▶ _Direction_
Print the complete set of entries exactly.

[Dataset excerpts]
......

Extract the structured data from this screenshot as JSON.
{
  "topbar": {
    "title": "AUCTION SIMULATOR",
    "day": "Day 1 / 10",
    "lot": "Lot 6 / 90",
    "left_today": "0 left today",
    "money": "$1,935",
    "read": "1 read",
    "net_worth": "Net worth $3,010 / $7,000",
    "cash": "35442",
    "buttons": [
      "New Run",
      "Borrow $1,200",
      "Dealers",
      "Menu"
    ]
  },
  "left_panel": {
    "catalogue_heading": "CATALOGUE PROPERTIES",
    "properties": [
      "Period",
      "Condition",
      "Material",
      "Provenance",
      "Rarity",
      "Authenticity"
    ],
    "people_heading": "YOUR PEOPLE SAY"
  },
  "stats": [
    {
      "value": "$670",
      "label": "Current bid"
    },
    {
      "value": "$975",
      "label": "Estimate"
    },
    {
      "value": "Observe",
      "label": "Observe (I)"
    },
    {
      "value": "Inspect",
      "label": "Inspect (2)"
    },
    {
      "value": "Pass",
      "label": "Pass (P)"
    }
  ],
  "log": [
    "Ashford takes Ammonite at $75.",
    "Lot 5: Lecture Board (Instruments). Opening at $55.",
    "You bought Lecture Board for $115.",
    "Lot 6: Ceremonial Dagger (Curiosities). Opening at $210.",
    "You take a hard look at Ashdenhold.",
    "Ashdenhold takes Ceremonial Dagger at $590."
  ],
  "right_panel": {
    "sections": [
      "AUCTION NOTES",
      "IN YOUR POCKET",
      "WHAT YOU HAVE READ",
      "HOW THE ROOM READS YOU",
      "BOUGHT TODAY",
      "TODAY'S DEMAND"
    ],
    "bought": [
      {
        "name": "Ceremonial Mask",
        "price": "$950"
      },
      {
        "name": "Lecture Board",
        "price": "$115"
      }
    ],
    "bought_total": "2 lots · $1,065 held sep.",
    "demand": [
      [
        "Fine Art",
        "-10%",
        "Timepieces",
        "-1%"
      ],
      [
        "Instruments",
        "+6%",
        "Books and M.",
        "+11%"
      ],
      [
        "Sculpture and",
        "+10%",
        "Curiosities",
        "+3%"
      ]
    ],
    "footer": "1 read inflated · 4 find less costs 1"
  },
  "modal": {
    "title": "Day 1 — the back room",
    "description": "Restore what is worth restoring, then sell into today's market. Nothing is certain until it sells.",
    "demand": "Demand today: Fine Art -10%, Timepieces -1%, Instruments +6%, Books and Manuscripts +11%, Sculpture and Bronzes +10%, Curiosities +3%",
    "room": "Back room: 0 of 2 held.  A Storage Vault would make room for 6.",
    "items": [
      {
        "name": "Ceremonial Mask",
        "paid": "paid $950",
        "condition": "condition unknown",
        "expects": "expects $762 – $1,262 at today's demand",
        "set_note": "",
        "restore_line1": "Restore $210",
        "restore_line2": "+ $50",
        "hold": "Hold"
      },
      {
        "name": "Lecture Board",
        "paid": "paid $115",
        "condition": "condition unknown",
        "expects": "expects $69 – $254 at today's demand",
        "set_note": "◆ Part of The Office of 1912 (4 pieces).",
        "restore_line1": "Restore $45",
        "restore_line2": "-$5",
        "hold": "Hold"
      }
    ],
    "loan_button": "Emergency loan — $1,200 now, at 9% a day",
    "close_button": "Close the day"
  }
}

......

▶ _Full solution_
Extract the structured data from this screenshot as JSON.
{
  "topbar": {
    "title": "AUCTION SIMULATOR",
    "day": "Day 1 / 10",
    "lot": "Lot 6 / 90",
    "left_today": "0 left today",
    "money": "$1,935",
    "read": "1 read",
    "net_worth": "Net worth $3,010 / $7,000",
    "cash": "35442",
    "buttons": [
      "New Run",
      "Borrow $1,200",
      "Dealers",
      "Menu"
    ]
  },
  "left_panel": {
    "catalogue_heading": "CATALOGUE PROPERTIES",
    "properties": [
      "Period",
      "Condition",
      "Material",
      "Provenance",
      "Rarity",
      "Authenticity"
    ],
    "people_heading": "YOUR PEOPLE SAY"
  },
  "stats": [
    {
      "value": "$670",
      "label": "Current bid"
    },
    {
      "value": "$975",
      "label": "Estimate"
    },
    {
      "value": "Observe",
      "label": "Observe (I)"
    },
    {
      "value": "Inspect",
      "label": "Inspect (2)"
    },
    {
      "value": "Pass",
      "label": "Pass (P)"
    }
  ],
  "log": [
    "Ashford takes Ammonite at $75.",
    "Lot 5: Lecture Board (Instruments). Opening at $55.",
    "You bought Lecture Board for $115.",
    "Lot 6: Ceremonial Dagger (Curiosities). Opening at $210.",
    "You take a hard look at Ashdenhold.",
    "Ashdenhold takes Ceremonial Dagger at $590."
  ],
  "right_panel": {
    "sections": [
      "AUCTION NOTES",
      "IN YOUR POCKET",
      "WHAT YOU HAVE READ",
      "HOW THE ROOM READS YOU",
      "BOUGHT TODAY",
      "TODAY'S DEMAND"
    ],
    "bought": [
      {
        "name": "Ceremonial Mask",
        "price": "$950"
      },
      {
        "name": "Lecture Board",
        "price": "$115"
      }
    ],
    "bought_total": "2 lots · $1,065 held sep.",
    "demand": [
      [
        "Fine Art",
        "-10%",
        "Timepieces",
        "-1%"
      ],
      [
        "Instruments",
        "+6%",
        "Books and M.",
        "+11%"
      ],
      [
        "Sculpture and",
        "+10%",
        "Curiosities",
        "+3%"
      ]
    ],
    "footer": "1 read inflated · 4 find less costs 1"
  },
  "modal": {
    "title": "Day 1 — the back room",
    "description": "Restore what is worth restoring, then sell into today's market. Nothing is certain until it sells.",
    "demand": "Demand today: Fine Art -10%, Timepieces -1%, Instruments +6%, Books and Manuscripts +11%, Sculpture and Bronzes +10%, Curiosities +3%",
    "room": "Back room: 0 of 2 held.  A Storage Vault would make room for 6.",
    "items": [
      {
        "name": "Ceremonial Mask",
        "paid": "paid $950",
        "condition": "condition unknown",
        "expects": "expects $762 – $1,262 at today's demand",
        "set_note": "",
        "restore_line1": "Restore $210",
        "restore_line2": "+ $50",
        "hold": "Hold"
      },
      {
        "name": "Lecture Board",
        "paid": "paid $115",
        "condition": "condition unknown",
        "expects": "expects $69 – $254 at today's demand",
        "set_note": "◆ Part of The Office of 1912 (4 pieces).",
        "restore_line1": "Restore $45",
        "restore_line2": "-$5",
        "hold": "Hold"
      }
    ],
    "loan_button": "Emergency loan — $1,200 now, at 9% a day",
    "close_button": "Close the day"
  }
}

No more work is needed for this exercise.